- **Given exercise**
Extract each line holding the word "topreferente" from the entries.

● ● ● ● ● ● ●

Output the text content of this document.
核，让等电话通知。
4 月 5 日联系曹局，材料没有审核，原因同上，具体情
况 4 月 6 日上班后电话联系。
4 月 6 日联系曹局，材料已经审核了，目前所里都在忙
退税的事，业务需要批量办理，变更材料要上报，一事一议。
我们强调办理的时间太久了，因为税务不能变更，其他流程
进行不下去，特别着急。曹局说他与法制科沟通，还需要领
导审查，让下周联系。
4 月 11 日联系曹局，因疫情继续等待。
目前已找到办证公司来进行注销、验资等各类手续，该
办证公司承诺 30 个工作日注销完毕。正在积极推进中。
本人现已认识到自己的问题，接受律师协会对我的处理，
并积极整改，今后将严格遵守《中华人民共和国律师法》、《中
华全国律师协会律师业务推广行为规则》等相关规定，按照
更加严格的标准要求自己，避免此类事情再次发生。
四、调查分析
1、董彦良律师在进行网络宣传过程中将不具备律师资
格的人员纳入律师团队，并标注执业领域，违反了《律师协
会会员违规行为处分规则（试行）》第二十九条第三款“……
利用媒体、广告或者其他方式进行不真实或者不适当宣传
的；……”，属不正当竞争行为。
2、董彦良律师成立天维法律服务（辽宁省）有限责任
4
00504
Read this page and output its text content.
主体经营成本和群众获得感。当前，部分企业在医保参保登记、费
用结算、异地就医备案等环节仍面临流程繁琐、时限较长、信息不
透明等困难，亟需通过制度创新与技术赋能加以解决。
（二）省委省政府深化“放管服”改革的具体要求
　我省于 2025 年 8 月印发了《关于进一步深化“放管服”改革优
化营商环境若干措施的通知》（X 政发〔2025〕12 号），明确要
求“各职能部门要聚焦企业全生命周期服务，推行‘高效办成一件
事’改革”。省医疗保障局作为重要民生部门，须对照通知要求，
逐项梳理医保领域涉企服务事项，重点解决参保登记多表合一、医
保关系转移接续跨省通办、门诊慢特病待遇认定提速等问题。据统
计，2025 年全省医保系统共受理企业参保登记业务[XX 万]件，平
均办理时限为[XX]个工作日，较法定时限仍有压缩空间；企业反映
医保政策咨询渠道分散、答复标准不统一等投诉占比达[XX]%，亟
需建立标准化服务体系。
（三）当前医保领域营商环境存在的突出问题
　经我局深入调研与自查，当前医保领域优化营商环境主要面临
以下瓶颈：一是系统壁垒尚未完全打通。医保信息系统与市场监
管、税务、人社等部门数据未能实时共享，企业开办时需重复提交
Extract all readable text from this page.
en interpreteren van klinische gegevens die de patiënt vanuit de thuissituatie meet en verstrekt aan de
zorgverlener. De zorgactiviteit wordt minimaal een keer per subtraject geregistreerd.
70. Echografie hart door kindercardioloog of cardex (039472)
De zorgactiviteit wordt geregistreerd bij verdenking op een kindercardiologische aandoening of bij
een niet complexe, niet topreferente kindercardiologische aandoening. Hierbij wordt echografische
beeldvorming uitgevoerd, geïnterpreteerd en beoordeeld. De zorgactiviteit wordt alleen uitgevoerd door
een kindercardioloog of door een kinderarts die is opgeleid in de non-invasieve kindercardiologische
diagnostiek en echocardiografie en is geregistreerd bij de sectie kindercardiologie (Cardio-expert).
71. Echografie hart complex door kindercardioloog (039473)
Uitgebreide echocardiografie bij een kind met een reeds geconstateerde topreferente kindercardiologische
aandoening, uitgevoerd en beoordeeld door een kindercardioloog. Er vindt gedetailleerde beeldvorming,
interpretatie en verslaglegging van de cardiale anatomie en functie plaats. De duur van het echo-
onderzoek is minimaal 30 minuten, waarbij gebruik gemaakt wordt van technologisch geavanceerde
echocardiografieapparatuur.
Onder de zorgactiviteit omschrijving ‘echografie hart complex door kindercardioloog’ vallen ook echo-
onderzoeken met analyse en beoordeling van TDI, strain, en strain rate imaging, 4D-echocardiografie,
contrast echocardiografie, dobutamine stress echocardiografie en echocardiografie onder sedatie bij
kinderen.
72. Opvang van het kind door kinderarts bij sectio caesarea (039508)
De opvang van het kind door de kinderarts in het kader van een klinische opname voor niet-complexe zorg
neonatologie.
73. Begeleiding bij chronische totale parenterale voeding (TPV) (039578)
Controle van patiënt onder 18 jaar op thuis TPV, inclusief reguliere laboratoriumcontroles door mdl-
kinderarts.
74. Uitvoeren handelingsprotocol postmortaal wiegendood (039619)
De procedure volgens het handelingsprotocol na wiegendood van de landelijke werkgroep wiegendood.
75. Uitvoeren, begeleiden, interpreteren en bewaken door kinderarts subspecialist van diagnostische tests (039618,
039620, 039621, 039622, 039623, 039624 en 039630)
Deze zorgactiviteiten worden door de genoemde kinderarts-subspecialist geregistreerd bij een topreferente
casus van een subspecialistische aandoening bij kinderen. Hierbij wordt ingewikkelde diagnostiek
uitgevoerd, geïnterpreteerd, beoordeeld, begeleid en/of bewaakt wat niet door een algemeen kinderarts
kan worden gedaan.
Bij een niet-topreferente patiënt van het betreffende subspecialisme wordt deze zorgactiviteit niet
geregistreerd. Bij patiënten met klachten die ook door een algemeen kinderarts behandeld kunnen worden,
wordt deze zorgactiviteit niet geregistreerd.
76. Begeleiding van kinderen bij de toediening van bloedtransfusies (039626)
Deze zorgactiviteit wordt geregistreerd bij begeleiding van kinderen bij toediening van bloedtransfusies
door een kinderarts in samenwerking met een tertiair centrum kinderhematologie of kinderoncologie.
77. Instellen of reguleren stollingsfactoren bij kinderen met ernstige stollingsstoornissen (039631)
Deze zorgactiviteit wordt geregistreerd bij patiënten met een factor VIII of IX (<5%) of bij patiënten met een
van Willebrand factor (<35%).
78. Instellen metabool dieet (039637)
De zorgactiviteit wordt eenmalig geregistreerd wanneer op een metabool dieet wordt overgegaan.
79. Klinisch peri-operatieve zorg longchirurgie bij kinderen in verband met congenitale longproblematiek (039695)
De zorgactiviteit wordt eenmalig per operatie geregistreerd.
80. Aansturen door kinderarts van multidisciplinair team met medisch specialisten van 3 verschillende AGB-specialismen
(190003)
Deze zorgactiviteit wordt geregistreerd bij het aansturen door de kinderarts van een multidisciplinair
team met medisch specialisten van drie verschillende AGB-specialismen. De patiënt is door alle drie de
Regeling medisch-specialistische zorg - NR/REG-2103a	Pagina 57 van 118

● ● ● ● ● ● ●

- **Output**
een niet complexe, niet topreferente kindercardiologische aandoening. Hierbij wordt echografische
Uitgebreide echocardiografie bij een kind met een reeds geconstateerde topreferente kindercardiologische
Deze zorgactiviteiten worden door de genoemde kinderarts-subspecialist geregistreerd bij een topreferente
Bij een niet-topreferente patiënt van het betreffende subspecialisme wordt deze zorgactiviteit niet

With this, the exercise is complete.